#### Input rows ####
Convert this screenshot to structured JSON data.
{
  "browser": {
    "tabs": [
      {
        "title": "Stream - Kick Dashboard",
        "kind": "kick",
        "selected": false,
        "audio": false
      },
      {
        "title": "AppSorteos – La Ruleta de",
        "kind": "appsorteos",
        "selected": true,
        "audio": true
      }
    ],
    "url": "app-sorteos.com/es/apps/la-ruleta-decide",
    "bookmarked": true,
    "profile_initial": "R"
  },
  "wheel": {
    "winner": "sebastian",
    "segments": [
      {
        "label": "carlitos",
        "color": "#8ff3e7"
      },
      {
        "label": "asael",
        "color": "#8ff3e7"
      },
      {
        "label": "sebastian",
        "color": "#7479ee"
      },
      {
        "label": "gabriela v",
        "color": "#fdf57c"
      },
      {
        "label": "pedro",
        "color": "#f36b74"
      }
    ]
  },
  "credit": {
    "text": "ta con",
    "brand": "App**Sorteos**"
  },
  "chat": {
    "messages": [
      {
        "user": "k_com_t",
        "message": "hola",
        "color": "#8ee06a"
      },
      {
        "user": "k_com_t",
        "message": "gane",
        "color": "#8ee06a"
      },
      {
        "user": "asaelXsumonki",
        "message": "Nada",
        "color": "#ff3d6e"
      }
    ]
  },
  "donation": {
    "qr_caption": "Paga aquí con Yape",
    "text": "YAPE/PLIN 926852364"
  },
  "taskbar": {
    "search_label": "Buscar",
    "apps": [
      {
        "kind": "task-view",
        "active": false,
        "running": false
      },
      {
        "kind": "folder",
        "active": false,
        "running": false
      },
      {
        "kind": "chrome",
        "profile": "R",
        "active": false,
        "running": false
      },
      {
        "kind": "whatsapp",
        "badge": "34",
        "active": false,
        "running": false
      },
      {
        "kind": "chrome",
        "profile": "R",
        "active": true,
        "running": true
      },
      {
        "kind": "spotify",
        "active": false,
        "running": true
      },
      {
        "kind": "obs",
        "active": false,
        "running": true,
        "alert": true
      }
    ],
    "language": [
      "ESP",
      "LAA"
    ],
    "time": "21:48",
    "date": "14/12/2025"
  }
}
####
Task:
Copy out all lines where the word "kind" appears.

Response:
        "kind": "kick",
        "kind": "appsorteos",
        "kind": "task-view",
        "kind": "folder",
        "kind": "chrome",
        "kind": "whatsapp",
        "kind": "chrome",
        "kind": "spotify",
        "kind": "obs",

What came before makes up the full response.